EXERCISE MATERIALS -
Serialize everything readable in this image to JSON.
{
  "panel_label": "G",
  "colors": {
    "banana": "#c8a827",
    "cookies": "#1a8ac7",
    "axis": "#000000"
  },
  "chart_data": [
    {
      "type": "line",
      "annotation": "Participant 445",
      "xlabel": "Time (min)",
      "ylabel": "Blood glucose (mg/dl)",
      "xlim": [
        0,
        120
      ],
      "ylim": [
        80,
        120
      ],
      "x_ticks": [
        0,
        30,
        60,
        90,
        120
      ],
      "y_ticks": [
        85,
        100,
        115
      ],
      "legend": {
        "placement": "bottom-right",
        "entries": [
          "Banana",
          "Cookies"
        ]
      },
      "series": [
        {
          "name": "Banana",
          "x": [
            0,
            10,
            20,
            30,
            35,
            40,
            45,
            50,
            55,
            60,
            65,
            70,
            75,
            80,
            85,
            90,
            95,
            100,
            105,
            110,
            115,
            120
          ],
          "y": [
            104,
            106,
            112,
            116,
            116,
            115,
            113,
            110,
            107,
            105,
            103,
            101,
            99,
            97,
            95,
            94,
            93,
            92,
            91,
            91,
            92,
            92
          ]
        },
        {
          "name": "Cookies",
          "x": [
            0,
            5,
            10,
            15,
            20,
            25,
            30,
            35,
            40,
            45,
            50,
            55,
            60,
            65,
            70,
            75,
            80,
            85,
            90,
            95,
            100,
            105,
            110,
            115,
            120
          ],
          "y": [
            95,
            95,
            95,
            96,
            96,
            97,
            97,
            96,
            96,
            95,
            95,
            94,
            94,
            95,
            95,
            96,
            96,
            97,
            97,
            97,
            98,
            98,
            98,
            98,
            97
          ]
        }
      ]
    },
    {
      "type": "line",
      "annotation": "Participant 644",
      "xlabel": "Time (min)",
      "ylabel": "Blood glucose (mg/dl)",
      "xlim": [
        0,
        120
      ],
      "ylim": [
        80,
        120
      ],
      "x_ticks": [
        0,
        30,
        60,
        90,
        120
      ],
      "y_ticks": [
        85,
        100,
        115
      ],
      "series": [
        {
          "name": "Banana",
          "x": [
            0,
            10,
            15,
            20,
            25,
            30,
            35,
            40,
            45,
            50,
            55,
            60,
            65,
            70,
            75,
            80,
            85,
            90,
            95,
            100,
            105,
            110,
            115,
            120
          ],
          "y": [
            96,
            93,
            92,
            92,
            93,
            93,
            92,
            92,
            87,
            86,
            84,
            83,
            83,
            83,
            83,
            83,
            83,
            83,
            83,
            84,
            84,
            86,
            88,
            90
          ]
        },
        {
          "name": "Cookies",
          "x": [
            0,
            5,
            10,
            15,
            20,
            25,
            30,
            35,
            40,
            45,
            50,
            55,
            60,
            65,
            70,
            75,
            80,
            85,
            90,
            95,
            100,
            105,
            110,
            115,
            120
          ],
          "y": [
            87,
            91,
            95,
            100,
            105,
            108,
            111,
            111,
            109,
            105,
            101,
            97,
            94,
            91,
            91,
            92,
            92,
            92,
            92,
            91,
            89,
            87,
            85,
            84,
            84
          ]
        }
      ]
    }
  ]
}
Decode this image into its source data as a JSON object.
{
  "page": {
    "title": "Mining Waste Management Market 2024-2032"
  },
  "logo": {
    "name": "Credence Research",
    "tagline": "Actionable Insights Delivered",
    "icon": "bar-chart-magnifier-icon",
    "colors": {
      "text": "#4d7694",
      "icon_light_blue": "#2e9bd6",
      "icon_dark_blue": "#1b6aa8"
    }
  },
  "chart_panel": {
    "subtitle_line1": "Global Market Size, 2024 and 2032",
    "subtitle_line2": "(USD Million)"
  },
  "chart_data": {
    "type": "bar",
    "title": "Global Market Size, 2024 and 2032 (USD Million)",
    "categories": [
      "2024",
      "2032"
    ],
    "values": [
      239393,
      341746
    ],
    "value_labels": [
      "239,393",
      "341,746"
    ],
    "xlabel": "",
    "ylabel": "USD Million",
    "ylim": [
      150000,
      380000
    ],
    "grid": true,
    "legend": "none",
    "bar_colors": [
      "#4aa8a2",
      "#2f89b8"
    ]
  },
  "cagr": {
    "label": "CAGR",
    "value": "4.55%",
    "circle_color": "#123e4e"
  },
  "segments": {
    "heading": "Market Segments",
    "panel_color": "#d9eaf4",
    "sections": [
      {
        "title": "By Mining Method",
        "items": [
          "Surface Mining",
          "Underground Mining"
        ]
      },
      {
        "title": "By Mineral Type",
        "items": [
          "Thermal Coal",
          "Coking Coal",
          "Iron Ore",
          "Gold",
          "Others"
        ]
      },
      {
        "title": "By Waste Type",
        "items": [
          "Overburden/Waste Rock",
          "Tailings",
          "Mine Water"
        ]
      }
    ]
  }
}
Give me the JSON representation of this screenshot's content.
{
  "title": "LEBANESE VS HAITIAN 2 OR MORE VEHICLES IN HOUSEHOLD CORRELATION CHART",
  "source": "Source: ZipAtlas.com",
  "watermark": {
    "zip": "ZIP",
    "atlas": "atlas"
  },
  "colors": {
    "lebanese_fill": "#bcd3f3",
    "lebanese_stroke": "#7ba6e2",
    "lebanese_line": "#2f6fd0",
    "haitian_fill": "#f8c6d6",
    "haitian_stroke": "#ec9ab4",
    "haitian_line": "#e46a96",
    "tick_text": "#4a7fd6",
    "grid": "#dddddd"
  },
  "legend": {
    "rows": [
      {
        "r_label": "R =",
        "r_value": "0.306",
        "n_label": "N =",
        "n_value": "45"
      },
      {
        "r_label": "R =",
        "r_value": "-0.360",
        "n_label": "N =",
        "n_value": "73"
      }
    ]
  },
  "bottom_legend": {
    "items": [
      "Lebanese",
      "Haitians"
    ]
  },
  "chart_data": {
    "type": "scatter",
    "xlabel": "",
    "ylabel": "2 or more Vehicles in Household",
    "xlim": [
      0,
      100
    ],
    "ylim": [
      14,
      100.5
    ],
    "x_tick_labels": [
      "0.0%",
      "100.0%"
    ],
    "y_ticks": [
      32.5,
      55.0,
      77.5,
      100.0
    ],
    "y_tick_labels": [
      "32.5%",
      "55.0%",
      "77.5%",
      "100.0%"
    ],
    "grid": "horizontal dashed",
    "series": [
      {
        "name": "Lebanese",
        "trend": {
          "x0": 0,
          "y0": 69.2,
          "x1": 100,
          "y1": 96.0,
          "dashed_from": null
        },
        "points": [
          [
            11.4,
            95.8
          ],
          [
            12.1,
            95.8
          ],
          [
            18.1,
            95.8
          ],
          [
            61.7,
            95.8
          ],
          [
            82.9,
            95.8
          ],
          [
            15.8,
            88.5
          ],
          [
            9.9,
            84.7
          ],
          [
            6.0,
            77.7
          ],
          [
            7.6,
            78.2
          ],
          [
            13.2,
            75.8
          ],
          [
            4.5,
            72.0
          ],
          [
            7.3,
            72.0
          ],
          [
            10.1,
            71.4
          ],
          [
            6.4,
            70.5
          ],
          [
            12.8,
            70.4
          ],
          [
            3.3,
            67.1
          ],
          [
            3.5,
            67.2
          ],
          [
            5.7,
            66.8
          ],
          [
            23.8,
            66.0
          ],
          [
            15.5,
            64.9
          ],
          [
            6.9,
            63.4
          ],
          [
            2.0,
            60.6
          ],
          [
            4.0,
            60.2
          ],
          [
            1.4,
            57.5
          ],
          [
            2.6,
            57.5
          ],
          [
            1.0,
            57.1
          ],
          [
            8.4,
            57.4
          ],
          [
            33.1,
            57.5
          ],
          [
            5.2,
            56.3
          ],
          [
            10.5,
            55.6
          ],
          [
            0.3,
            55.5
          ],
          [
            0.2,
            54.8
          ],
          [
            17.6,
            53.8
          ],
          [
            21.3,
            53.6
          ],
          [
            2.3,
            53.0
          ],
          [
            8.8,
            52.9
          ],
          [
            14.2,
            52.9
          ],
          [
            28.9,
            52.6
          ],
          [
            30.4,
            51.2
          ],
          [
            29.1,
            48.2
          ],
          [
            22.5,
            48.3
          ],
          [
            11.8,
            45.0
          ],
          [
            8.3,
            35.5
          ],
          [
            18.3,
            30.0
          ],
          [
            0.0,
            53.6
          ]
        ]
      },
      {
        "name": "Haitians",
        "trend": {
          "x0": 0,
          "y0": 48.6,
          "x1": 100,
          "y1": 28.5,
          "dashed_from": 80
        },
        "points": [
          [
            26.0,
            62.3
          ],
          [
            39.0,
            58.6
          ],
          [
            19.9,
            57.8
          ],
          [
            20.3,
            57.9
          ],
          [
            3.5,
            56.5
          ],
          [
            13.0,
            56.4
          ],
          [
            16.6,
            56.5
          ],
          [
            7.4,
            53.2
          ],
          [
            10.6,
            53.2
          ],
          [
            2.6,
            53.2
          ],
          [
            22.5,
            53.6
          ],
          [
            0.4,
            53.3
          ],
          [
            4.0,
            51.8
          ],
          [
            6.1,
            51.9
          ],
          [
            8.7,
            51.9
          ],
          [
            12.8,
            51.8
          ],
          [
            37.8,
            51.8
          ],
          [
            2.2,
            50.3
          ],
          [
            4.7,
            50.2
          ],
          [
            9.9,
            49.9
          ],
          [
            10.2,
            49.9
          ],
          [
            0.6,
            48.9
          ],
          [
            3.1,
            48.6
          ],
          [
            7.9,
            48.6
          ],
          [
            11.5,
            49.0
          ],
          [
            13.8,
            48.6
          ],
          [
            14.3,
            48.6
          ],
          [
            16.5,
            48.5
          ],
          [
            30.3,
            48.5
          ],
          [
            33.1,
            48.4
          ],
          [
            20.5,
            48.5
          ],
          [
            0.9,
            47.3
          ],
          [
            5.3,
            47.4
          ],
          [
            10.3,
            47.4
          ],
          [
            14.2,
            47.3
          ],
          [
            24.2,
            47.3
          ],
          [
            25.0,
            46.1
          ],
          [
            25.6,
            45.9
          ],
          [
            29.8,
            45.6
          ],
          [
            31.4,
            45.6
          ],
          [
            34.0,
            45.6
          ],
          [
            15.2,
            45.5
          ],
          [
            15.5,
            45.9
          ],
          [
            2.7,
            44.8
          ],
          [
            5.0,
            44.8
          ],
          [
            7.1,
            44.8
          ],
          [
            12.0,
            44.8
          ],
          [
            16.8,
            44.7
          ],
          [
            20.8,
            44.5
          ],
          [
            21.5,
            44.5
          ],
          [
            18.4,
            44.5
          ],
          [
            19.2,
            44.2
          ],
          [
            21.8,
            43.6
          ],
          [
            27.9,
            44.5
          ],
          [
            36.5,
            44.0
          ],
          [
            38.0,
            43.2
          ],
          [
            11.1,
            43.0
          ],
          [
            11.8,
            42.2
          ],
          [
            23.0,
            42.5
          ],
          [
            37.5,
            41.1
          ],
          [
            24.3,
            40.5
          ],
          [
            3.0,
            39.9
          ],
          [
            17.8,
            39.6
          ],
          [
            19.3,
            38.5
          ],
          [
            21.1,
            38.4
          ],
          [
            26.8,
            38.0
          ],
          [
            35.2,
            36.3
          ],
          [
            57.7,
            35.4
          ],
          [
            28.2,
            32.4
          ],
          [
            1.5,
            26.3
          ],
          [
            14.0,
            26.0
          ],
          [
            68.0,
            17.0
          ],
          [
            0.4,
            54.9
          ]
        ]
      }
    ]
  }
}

TASK GOAL -
From the listing above, pick out every line containing "grid".

REPLY -
    "grid": true,
    "grid": "#dddddd"
    "grid": "horizontal dashed",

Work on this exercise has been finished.